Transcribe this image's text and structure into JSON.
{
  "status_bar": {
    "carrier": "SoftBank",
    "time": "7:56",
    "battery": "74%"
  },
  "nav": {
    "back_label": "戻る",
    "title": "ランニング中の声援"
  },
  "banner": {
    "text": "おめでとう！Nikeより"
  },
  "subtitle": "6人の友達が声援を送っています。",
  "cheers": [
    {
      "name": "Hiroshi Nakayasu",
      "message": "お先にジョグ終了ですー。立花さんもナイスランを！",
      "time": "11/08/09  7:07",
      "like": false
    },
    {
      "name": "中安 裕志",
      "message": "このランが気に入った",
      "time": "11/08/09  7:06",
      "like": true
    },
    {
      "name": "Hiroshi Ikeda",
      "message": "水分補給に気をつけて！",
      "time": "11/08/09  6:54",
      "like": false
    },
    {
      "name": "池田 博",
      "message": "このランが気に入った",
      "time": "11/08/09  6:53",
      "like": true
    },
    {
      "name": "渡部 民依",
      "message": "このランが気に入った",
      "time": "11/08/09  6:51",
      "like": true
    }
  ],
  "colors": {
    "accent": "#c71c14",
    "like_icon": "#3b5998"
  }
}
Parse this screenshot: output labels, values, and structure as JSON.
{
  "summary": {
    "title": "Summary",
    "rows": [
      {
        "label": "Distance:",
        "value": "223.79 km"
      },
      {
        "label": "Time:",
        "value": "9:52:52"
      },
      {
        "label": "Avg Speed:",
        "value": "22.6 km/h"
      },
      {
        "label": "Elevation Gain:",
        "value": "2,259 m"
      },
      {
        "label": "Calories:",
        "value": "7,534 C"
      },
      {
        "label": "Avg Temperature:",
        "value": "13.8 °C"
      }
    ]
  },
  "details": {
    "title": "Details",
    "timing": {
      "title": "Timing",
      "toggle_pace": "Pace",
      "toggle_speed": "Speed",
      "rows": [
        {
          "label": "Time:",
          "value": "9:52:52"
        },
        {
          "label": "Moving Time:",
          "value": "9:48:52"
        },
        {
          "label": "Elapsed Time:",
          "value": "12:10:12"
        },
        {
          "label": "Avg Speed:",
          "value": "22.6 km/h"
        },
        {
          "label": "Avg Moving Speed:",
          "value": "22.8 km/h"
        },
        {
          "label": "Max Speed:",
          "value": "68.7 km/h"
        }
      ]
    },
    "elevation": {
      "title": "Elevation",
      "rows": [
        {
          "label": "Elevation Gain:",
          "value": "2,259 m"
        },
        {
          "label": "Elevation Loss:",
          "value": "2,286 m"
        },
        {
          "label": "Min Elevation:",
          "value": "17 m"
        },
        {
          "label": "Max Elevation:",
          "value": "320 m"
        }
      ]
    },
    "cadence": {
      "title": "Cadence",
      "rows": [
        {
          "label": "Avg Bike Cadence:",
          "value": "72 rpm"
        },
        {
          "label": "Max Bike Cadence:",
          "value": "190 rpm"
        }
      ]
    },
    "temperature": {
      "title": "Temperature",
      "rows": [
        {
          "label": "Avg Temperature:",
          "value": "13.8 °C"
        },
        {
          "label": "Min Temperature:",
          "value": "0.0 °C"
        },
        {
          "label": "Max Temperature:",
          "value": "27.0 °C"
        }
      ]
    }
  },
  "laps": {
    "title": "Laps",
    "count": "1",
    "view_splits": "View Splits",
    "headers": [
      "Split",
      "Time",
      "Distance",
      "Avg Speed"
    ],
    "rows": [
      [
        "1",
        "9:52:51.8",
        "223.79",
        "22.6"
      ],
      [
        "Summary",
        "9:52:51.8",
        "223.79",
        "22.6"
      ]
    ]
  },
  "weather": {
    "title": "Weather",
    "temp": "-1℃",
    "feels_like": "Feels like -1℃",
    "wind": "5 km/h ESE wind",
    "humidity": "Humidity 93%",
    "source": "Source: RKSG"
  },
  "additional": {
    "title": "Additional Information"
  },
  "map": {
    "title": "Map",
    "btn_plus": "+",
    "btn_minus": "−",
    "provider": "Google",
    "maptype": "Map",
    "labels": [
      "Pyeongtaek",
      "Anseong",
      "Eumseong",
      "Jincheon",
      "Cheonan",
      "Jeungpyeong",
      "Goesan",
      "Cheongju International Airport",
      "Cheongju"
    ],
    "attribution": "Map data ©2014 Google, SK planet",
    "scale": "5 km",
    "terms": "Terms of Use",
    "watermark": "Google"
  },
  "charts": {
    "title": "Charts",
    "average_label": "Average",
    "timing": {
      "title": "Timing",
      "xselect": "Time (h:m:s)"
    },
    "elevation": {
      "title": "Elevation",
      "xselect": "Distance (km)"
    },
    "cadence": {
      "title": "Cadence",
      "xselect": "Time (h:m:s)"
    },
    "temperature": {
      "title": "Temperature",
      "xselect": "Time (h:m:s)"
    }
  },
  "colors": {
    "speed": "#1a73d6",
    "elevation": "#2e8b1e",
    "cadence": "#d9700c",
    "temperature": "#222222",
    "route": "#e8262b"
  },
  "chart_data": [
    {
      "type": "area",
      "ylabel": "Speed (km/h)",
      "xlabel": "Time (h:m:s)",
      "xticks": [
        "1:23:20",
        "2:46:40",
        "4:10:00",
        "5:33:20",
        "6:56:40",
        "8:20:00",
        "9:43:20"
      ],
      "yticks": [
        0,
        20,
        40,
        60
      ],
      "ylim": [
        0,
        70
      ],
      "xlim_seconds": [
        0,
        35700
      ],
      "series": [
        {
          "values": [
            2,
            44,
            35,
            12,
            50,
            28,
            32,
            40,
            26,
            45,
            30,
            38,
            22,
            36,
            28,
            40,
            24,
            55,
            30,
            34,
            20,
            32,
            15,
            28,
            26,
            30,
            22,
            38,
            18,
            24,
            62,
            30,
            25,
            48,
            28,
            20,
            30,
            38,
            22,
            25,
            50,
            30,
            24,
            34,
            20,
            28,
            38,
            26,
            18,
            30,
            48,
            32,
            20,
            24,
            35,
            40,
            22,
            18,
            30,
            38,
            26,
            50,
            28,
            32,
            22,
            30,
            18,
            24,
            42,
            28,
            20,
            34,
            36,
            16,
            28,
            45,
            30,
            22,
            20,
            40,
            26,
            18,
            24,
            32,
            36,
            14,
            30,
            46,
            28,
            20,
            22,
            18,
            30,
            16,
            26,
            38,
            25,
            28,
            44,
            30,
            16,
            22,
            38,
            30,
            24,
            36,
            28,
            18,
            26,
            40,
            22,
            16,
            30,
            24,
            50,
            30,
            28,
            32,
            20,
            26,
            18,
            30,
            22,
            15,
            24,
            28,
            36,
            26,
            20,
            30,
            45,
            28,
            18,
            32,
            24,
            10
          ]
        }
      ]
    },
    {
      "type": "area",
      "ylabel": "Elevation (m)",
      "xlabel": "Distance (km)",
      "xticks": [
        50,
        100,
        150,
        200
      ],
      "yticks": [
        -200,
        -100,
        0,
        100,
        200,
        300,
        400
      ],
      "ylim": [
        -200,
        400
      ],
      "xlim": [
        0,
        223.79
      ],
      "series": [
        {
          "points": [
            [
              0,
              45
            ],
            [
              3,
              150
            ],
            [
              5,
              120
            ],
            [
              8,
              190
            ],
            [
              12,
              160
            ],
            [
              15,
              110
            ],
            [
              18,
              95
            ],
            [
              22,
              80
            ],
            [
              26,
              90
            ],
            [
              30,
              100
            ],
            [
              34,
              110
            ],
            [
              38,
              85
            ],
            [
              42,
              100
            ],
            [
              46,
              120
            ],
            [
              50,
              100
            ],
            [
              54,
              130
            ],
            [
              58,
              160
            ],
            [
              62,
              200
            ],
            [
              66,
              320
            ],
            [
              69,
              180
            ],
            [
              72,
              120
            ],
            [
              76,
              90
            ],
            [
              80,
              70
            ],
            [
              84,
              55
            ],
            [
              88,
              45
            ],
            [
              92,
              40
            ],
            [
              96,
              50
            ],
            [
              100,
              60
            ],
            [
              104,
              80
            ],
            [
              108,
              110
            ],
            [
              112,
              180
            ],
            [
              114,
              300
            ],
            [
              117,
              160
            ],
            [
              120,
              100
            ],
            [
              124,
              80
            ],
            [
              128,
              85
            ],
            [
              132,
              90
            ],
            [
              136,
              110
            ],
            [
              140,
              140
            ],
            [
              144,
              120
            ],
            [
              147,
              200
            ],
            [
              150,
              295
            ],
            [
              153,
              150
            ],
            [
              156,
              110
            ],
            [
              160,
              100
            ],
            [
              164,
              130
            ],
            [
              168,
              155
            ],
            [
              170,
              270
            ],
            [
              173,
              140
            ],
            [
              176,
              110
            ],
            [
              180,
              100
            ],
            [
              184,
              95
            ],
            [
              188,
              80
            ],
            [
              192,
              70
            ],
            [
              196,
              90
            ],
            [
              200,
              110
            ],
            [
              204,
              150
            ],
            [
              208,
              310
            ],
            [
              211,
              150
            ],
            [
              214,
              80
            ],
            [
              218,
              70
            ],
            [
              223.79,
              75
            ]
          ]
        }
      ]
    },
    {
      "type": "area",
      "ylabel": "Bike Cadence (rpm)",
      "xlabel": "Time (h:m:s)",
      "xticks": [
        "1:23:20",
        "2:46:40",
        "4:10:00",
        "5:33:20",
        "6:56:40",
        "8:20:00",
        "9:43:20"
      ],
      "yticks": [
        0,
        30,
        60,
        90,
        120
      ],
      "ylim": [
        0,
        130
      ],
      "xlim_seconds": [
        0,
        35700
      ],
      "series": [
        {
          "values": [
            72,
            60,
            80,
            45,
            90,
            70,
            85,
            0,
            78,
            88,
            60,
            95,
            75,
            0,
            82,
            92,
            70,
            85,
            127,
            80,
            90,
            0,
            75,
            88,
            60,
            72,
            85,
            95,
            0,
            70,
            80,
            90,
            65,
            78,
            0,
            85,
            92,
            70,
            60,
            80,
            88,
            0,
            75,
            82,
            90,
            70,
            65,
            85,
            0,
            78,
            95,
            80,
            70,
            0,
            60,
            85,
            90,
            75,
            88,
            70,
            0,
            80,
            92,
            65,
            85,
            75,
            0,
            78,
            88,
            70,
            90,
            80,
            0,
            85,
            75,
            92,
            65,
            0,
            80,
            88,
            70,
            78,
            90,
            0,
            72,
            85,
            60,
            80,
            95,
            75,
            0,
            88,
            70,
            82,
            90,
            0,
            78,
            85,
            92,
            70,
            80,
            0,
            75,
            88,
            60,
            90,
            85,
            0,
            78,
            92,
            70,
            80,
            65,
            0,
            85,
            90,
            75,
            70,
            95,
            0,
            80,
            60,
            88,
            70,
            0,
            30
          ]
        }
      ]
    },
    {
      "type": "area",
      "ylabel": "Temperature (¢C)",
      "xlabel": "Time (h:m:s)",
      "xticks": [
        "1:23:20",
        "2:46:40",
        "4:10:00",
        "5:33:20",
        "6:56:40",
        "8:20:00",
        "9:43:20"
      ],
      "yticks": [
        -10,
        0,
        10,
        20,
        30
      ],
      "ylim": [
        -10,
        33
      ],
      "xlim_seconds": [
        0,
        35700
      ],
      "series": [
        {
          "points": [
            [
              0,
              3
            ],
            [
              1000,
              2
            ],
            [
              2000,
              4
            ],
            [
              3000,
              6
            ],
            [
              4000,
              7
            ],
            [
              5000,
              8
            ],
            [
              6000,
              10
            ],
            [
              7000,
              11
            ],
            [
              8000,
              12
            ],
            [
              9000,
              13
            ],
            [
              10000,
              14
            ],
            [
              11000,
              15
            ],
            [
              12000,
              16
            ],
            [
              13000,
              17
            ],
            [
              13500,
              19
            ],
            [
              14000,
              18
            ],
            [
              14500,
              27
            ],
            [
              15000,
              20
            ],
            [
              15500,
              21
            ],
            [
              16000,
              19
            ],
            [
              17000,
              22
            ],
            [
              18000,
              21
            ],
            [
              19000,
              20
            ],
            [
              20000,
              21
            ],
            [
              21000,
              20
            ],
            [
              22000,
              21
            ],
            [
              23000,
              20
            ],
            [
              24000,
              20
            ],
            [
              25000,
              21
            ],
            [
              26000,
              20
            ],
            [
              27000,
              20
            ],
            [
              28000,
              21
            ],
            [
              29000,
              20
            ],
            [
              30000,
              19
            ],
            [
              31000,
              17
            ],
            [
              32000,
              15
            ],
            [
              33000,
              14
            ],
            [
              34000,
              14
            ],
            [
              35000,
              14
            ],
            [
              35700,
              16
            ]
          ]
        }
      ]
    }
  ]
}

GIVEN PROBLEM:
From the records, copy every line that has the string "structure" in it.

OUTPUT FOR THIS TASK:
Transcribe this image's text and structure into JSON.
Parse this screenshot: output labels, values, and structure as JSON.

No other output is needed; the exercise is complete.